(Data records)
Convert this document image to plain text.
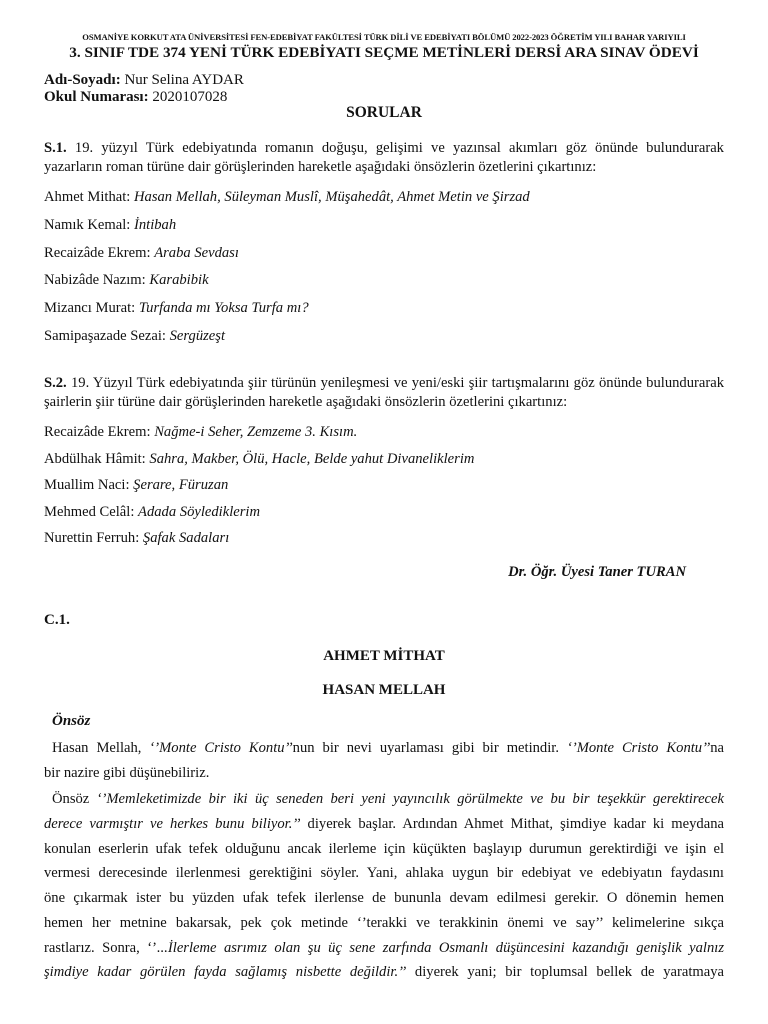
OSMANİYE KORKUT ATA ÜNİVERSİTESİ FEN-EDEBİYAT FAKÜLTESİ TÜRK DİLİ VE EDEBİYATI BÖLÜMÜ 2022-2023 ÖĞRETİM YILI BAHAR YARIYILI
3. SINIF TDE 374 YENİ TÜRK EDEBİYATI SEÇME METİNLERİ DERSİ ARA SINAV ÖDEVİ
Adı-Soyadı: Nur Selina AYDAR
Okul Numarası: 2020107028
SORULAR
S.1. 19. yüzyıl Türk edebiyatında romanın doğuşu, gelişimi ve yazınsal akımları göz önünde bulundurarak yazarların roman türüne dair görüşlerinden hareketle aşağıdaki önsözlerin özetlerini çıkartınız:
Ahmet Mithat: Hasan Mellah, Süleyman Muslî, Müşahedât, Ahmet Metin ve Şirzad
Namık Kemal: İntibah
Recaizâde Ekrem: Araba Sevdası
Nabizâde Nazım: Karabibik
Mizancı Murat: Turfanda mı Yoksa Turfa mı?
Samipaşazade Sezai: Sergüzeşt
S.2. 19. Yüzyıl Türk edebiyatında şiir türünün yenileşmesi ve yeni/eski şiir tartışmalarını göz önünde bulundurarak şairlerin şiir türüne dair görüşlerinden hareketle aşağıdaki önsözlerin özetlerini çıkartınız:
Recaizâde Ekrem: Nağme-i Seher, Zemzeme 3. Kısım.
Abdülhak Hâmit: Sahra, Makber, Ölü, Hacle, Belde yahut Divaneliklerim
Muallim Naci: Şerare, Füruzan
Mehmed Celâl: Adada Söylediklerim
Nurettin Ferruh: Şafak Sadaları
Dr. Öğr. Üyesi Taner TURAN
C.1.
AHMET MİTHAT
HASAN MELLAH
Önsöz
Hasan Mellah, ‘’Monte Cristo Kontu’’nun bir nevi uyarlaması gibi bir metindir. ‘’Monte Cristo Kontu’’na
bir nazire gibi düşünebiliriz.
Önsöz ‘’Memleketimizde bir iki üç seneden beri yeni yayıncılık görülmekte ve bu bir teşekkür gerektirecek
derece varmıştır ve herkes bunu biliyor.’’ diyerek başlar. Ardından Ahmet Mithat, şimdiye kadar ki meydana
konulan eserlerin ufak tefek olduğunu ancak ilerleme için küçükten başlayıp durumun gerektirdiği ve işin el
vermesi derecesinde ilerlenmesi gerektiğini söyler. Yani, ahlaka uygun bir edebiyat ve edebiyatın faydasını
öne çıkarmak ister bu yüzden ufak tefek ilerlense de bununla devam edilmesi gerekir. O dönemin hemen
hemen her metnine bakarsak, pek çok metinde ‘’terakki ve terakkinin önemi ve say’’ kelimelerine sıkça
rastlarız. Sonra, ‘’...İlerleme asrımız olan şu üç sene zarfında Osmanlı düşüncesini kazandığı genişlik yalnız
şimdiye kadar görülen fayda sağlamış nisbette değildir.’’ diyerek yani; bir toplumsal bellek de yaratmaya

--

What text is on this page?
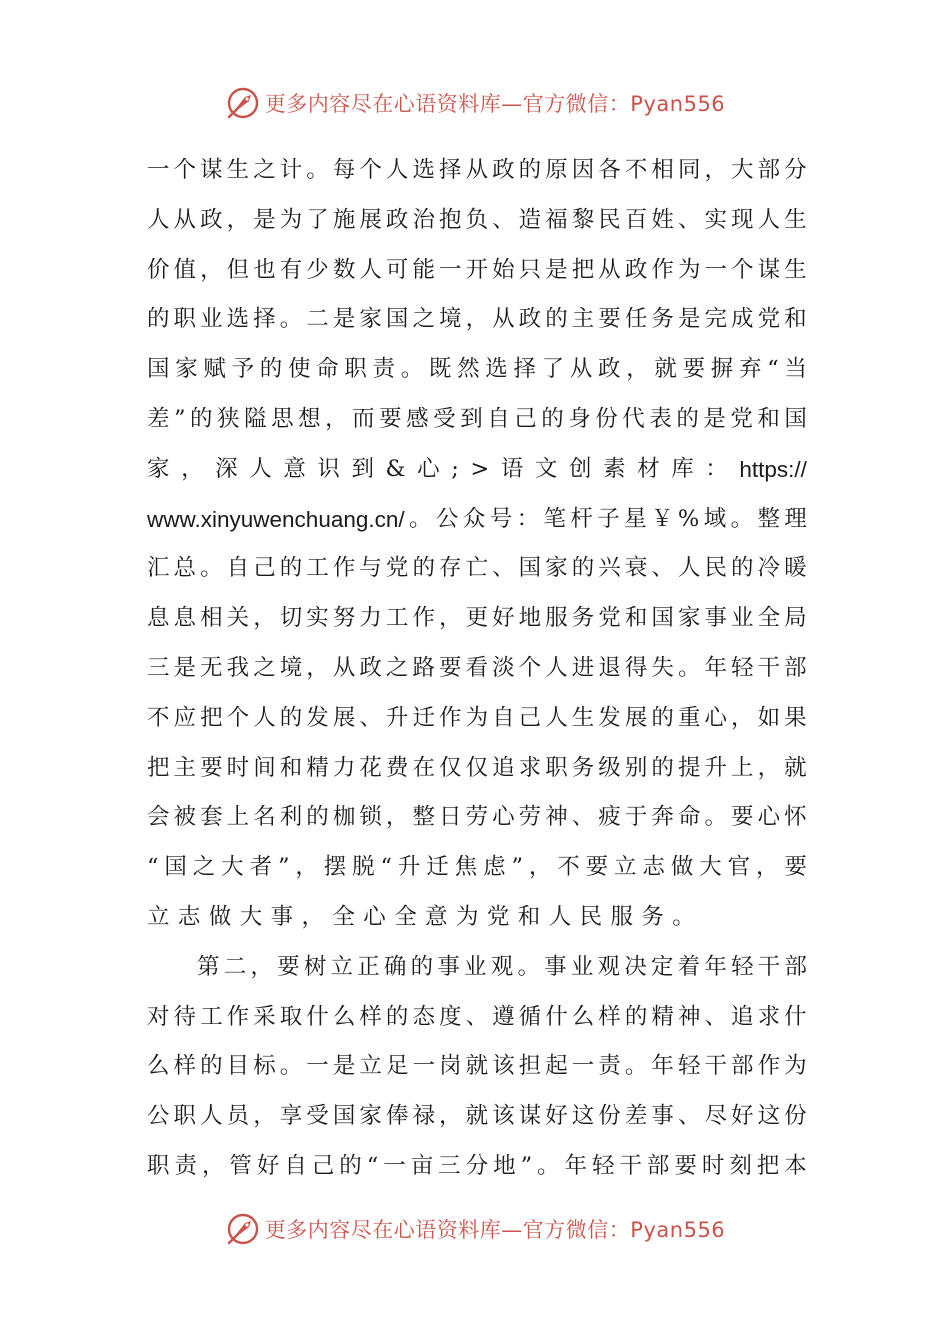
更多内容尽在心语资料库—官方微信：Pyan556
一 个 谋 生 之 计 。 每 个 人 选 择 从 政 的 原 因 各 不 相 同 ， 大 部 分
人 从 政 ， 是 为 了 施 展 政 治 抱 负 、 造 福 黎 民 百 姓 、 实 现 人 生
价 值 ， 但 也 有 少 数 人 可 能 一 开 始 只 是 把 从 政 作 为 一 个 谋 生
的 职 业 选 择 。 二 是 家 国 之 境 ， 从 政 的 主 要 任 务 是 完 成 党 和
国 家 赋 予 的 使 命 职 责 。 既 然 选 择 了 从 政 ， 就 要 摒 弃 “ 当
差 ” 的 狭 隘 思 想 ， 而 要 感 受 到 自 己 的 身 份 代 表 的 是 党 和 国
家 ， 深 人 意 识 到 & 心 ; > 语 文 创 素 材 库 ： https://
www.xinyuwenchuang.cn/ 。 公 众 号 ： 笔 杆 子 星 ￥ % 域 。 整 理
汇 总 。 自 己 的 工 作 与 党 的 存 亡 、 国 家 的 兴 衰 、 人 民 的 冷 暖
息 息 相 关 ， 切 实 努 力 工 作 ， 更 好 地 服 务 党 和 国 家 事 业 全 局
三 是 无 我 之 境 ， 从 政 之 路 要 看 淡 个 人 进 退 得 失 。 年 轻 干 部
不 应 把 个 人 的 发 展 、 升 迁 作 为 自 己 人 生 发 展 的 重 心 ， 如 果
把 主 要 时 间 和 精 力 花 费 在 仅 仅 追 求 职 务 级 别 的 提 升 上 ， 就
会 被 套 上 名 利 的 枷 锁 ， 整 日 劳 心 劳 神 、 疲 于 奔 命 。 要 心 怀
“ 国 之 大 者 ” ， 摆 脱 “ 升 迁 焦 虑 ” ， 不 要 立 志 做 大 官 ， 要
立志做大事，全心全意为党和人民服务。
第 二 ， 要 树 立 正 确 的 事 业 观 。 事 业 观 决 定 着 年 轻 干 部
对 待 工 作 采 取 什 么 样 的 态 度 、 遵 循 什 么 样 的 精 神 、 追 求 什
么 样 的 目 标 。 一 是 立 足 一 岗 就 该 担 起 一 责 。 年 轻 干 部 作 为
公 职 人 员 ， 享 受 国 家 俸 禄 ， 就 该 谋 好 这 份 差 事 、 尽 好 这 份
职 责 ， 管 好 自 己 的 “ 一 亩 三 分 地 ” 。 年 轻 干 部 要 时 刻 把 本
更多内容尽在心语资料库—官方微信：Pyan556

EXERCISE BRIEF -> State the number of lines holding the word "kadar" in the listing. Add nothing else.

REPLY -> 2